Dataset records:

================================

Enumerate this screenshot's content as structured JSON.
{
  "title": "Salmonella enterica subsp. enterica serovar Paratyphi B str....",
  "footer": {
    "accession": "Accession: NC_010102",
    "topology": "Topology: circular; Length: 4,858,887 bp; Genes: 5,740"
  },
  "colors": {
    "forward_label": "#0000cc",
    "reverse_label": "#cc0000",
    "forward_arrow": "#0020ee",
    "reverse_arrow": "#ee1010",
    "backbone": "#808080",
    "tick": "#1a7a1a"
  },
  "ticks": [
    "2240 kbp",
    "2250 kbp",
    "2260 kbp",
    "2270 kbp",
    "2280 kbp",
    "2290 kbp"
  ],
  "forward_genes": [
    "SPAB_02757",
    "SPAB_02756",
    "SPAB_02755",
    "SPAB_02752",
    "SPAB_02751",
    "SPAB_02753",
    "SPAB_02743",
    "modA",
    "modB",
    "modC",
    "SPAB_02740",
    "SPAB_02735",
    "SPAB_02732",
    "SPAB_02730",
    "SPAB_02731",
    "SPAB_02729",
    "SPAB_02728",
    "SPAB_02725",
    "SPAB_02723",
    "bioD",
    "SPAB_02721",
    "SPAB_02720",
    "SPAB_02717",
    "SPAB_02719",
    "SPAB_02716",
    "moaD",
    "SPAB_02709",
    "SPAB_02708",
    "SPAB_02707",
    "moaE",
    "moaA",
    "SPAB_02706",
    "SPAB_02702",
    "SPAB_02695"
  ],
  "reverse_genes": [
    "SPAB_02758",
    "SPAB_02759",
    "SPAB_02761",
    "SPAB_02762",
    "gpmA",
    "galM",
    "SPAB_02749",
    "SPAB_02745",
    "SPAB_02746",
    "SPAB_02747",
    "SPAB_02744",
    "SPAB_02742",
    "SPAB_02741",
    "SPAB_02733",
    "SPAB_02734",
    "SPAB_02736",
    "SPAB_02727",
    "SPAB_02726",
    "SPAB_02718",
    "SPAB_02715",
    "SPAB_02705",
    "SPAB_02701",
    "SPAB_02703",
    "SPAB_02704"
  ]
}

================================

Transcribe each of the records above exactly.

Enumerate this screenshot's content as structured JSON.
{
  "title": "Salmonella enterica subsp. enterica serovar Paratyphi B str....",
  "footer": {
    "accession": "Accession: NC_010102",
    "topology": "Topology: circular; Length: 4,858,887 bp; Genes: 5,740"
  },
  "colors": {
    "forward_label": "#0000cc",
    "reverse_label": "#cc0000",
    "forward_arrow": "#0020ee",
    "reverse_arrow": "#ee1010",
    "backbone": "#808080",
    "tick": "#1a7a1a"
  },
  "ticks": [
    "2240 kbp",
    "2250 kbp",
    "2260 kbp",
    "2270 kbp",
    "2280 kbp",
    "2290 kbp"
  ],
  "forward_genes": [
    "SPAB_02757",
    "SPAB_02756",
    "SPAB_02755",
    "SPAB_02752",
    "SPAB_02751",
    "SPAB_02753",
    "SPAB_02743",
    "modA",
    "modB",
    "modC",
    "SPAB_02740",
    "SPAB_02735",
    "SPAB_02732",
    "SPAB_02730",
    "SPAB_02731",
    "SPAB_02729",
    "SPAB_02728",
    "SPAB_02725",
    "SPAB_02723",
    "bioD",
    "SPAB_02721",
    "SPAB_02720",
    "SPAB_02717",
    "SPAB_02719",
    "SPAB_02716",
    "moaD",
    "SPAB_02709",
    "SPAB_02708",
    "SPAB_02707",
    "moaE",
    "moaA",
    "SPAB_02706",
    "SPAB_02702",
    "SPAB_02695"
  ],
  "reverse_genes": [
    "SPAB_02758",
    "SPAB_02759",
    "SPAB_02761",
    "SPAB_02762",
    "gpmA",
    "galM",
    "SPAB_02749",
    "SPAB_02745",
    "SPAB_02746",
    "SPAB_02747",
    "SPAB_02744",
    "SPAB_02742",
    "SPAB_02741",
    "SPAB_02733",
    "SPAB_02734",
    "SPAB_02736",
    "SPAB_02727",
    "SPAB_02726",
    "SPAB_02718",
    "SPAB_02715",
    "SPAB_02705",
    "SPAB_02701",
    "SPAB_02703",
    "SPAB_02704"
  ]
}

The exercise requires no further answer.